> [PROBLEM DETAILS] Without including the pictures, copy out every line below.

> [SUPPLIED INFORMATION]
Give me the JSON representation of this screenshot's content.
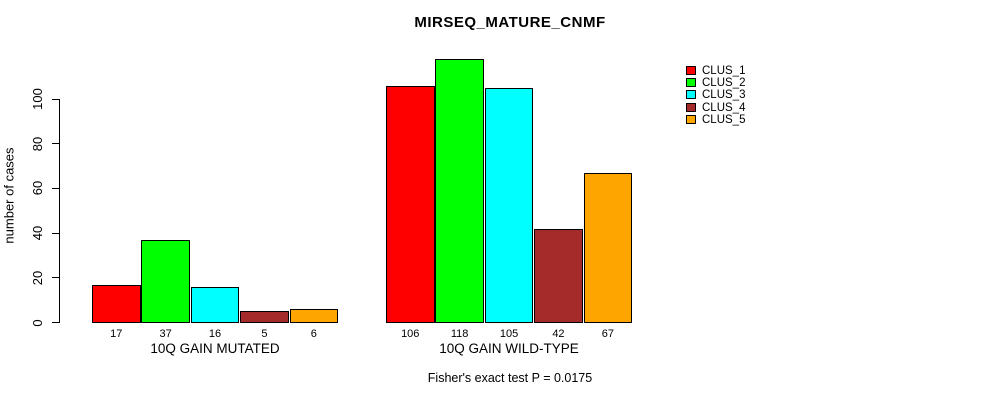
{
  "title": "MIRSEQ_MATURE_CNMF",
  "ylabel": "number of cases",
  "footer": "Fisher's exact test P = 0.0175",
  "chart_data": {
    "type": "bar",
    "title": "MIRSEQ_MATURE_CNMF",
    "ylabel": "number of cases",
    "annotation": "Fisher's exact test P = 0.0175",
    "groups": [
      {
        "label": "10Q GAIN MUTATED",
        "values": [
          17,
          37,
          16,
          5,
          6
        ]
      },
      {
        "label": "10Q GAIN WILD-TYPE",
        "values": [
          106,
          118,
          105,
          42,
          67
        ]
      }
    ],
    "series_names": [
      "CLUS_1",
      "CLUS_2",
      "CLUS_3",
      "CLUS_4",
      "CLUS_5"
    ],
    "series_colors": [
      "#ff0000",
      "#00ff00",
      "#00ffff",
      "#a52a2a",
      "#ffa500"
    ],
    "bar_border_color": "#000000",
    "yticks": [
      0,
      20,
      40,
      60,
      80,
      100
    ],
    "ylim": [
      0,
      100
    ],
    "grid": false,
    "legend_position": "top-right"
  }
}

> [WRITTEN ANSWER]
Give me the JSON representation of this screenshot's content.
{
  "title": "MIRSEQ_MATURE_CNMF",
  "ylabel": "number of cases",
  "footer": "Fisher's exact test P = 0.0175",
  "chart_data": {
    "type": "bar",
    "title": "MIRSEQ_MATURE_CNMF",
    "ylabel": "number of cases",
    "annotation": "Fisher's exact test P = 0.0175",
    "groups": [
      {
        "label": "10Q GAIN MUTATED",
        "values": [
          17,
          37,
          16,
          5,
          6
        ]
      },
      {
        "label": "10Q GAIN WILD-TYPE",
        "values": [
          106,
          118,
          105,
          42,
          67
        ]
      }
    ],
    "series_names": [
      "CLUS_1",
      "CLUS_2",
      "CLUS_3",
      "CLUS_4",
      "CLUS_5"
    ],
    "series_colors": [
      "#ff0000",
      "#00ff00",
      "#00ffff",
      "#a52a2a",
      "#ffa500"
    ],
    "bar_border_color": "#000000",
    "yticks": [
      0,
      20,
      40,
      60,
      80,
      100
    ],
    "ylim": [
      0,
      100
    ],
    "grid": false,
    "legend_position": "top-right"
  }
}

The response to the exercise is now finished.